> [What to work on]
Using the records below, count the lines with "διάσωσης" in them. Give the number only.

> [Data supplied]
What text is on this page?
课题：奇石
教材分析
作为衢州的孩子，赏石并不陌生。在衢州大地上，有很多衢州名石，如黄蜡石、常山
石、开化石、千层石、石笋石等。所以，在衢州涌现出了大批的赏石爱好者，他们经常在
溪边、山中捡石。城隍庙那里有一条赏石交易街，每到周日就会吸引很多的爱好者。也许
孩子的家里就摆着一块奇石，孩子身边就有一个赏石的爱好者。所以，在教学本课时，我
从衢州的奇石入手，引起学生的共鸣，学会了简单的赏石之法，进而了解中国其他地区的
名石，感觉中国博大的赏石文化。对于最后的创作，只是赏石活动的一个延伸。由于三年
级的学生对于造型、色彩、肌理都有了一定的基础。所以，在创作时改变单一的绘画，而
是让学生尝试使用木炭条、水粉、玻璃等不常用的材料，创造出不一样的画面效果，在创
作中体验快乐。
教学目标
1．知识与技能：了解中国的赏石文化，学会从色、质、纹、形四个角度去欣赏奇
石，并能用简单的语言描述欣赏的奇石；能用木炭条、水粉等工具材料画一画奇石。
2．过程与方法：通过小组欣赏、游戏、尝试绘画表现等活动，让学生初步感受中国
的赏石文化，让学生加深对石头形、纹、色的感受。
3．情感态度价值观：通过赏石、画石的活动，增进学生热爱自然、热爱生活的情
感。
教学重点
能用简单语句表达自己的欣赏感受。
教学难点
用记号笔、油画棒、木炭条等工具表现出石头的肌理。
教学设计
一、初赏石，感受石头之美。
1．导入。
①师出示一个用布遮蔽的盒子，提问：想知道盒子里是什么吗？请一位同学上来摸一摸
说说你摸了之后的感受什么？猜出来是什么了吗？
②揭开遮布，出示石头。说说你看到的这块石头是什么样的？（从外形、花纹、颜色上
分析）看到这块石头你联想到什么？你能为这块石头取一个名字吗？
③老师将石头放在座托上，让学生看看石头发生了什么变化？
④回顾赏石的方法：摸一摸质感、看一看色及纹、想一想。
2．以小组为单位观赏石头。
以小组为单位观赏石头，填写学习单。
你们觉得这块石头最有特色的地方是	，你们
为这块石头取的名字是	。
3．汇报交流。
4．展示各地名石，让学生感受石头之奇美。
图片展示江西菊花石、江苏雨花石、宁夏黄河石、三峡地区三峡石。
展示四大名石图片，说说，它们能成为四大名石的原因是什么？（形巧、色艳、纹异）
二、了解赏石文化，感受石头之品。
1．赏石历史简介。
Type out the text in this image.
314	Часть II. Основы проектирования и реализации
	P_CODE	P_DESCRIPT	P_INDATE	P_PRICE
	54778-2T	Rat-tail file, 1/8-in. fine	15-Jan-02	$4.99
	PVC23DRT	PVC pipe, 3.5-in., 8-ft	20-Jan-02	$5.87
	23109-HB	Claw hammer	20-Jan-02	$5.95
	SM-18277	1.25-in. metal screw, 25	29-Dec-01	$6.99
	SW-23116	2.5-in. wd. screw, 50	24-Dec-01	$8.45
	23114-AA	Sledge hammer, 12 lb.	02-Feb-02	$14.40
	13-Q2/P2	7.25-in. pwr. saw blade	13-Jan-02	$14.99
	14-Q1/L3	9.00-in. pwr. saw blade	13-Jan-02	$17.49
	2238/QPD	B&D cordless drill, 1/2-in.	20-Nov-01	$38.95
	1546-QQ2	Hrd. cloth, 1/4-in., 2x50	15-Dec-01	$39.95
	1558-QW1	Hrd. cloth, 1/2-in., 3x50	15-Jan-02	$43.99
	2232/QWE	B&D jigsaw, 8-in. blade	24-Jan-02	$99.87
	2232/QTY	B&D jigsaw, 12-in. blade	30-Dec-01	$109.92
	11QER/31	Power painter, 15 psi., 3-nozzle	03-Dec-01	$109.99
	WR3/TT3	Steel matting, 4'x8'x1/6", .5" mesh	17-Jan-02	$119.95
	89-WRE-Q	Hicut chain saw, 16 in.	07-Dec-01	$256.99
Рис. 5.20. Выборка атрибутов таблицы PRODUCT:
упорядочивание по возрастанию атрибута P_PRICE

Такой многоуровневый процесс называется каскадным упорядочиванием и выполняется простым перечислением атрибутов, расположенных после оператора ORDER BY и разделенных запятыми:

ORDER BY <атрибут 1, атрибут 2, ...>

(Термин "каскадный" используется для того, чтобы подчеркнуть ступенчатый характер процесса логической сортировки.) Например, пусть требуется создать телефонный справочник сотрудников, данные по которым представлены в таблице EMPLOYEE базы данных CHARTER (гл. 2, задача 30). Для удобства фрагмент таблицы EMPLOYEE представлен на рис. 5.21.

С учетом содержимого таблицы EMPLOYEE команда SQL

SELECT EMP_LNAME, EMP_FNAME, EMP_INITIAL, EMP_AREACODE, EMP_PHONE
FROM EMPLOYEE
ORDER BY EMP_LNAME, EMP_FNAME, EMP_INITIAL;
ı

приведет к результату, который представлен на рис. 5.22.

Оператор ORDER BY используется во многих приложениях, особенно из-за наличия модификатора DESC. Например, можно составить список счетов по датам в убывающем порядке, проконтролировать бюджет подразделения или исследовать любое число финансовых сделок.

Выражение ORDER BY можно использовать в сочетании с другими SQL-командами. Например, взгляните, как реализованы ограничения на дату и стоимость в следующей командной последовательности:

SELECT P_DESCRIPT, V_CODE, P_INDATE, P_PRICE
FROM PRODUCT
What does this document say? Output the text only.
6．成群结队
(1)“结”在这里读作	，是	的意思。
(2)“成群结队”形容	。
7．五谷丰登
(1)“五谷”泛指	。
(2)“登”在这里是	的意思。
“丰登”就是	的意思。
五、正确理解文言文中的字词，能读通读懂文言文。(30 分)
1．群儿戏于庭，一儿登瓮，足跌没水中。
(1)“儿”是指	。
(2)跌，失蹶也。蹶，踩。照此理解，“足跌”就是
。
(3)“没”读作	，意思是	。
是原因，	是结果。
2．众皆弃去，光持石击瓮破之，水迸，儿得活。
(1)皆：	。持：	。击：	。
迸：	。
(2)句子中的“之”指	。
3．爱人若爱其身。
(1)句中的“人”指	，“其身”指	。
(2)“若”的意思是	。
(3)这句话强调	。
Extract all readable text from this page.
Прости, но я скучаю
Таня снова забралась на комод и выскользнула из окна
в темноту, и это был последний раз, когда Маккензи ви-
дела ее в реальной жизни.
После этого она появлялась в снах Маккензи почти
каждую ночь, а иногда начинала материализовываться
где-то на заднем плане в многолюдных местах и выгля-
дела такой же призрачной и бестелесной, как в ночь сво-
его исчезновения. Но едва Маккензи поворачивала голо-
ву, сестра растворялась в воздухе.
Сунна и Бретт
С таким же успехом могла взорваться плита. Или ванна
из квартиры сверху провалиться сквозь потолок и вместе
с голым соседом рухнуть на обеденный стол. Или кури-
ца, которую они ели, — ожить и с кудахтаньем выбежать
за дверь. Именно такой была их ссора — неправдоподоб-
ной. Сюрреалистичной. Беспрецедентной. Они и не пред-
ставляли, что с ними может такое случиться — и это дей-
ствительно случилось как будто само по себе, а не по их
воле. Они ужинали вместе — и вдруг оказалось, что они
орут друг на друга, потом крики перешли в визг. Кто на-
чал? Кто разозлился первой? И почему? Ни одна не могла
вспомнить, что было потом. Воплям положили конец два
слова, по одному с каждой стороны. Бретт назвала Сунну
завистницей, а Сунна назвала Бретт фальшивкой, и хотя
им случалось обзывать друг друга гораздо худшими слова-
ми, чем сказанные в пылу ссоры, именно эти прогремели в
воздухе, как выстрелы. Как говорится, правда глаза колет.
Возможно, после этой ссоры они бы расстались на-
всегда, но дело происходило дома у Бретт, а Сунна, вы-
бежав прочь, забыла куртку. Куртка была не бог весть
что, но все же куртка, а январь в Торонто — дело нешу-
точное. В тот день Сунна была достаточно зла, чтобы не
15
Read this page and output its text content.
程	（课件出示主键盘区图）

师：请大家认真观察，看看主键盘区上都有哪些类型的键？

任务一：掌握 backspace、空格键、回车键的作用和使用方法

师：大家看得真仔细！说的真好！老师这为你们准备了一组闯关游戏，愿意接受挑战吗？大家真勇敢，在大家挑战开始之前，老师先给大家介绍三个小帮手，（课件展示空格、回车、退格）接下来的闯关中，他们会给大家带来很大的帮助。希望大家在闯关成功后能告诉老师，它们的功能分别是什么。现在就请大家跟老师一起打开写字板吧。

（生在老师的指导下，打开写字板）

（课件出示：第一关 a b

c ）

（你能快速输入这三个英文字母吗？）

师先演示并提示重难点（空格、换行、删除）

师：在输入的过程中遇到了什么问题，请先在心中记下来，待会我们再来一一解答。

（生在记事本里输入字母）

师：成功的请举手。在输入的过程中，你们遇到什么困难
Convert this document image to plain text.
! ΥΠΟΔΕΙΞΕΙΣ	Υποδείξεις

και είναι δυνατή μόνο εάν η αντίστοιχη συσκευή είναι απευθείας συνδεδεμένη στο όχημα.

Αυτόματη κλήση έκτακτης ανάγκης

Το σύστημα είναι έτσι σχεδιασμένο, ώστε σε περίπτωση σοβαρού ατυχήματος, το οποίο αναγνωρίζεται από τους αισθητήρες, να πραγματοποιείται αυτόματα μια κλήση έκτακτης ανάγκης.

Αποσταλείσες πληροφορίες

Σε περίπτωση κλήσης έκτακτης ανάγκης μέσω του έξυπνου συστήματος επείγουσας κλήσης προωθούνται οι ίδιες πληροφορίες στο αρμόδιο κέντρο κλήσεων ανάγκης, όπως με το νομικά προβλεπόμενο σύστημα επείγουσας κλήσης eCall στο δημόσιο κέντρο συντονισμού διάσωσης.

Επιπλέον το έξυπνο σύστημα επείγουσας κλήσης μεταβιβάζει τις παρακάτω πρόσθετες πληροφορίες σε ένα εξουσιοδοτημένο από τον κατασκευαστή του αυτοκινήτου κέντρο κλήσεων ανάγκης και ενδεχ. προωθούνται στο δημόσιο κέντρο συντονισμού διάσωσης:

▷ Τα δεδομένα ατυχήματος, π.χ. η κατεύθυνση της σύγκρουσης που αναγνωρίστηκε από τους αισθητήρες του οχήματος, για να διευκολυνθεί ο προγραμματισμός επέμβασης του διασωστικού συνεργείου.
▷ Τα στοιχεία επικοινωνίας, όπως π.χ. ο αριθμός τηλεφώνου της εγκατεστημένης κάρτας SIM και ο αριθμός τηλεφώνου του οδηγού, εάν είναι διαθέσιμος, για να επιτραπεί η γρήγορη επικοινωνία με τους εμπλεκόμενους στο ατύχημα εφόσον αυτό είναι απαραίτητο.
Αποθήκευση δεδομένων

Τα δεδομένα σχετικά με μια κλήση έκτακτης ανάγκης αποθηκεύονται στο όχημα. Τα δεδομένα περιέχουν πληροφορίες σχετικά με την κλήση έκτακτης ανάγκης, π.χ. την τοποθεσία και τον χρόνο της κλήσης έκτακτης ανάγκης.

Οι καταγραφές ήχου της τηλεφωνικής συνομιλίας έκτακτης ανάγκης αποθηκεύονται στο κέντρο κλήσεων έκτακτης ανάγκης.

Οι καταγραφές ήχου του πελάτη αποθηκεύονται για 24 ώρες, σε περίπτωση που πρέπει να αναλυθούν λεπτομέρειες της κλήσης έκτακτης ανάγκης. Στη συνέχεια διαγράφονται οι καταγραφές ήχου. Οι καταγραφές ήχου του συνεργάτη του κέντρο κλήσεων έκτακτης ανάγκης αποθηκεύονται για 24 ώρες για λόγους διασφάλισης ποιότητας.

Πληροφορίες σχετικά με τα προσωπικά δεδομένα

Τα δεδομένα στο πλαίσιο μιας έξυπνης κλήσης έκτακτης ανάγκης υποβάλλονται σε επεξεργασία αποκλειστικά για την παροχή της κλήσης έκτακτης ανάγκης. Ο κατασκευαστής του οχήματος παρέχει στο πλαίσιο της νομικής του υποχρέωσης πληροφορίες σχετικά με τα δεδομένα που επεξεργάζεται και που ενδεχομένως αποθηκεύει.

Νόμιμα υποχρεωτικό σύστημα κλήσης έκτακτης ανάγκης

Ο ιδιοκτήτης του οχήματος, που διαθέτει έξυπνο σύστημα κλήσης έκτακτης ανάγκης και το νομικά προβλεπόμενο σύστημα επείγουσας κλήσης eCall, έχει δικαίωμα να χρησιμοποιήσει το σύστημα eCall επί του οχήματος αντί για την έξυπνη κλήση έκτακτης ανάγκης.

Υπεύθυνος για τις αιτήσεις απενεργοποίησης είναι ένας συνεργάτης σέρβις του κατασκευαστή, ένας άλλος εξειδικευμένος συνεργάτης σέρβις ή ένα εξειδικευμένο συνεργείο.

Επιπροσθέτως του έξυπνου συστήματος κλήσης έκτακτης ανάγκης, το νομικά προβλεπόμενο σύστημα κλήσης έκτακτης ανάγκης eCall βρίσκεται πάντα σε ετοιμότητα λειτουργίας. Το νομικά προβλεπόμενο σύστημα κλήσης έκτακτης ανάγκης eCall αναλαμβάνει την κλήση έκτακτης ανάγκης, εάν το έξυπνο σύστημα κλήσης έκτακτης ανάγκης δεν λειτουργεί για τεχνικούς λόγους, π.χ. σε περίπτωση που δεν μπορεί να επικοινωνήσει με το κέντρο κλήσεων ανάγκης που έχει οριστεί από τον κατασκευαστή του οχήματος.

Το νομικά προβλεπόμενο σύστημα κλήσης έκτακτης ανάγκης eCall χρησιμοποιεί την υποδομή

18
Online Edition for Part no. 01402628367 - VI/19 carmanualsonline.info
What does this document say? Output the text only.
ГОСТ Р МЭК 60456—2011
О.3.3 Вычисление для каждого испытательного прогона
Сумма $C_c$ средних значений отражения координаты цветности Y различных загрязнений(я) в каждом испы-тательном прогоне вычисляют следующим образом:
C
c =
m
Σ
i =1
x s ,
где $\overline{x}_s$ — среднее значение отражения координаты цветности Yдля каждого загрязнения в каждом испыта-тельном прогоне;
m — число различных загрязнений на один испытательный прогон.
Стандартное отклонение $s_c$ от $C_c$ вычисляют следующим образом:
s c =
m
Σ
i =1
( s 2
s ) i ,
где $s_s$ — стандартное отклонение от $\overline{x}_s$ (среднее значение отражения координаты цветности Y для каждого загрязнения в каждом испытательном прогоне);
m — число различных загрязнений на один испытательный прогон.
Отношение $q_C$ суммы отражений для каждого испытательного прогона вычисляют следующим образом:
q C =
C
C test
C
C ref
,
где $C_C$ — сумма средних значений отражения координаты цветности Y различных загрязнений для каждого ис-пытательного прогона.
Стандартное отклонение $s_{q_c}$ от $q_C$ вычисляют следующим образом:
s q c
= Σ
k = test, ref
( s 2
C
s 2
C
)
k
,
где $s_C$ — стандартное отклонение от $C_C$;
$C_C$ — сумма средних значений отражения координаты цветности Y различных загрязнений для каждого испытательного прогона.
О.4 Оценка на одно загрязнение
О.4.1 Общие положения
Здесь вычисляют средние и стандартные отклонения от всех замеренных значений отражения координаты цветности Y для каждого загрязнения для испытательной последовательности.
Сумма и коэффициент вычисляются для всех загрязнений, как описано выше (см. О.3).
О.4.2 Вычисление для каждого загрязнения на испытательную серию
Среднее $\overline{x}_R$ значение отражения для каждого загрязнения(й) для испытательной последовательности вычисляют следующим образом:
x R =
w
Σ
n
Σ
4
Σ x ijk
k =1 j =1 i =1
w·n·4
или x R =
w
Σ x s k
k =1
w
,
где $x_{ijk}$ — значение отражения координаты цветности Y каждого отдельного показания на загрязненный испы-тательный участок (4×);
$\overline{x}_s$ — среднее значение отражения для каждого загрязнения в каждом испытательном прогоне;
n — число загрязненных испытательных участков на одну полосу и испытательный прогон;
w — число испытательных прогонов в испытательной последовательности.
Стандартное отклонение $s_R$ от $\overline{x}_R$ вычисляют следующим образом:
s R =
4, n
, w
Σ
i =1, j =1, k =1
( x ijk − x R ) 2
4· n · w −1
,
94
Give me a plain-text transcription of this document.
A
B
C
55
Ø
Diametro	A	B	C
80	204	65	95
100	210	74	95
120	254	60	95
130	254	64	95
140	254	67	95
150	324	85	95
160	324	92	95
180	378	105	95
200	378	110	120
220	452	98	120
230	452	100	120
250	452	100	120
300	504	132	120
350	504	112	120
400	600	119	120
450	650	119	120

> [Exercise answer]
2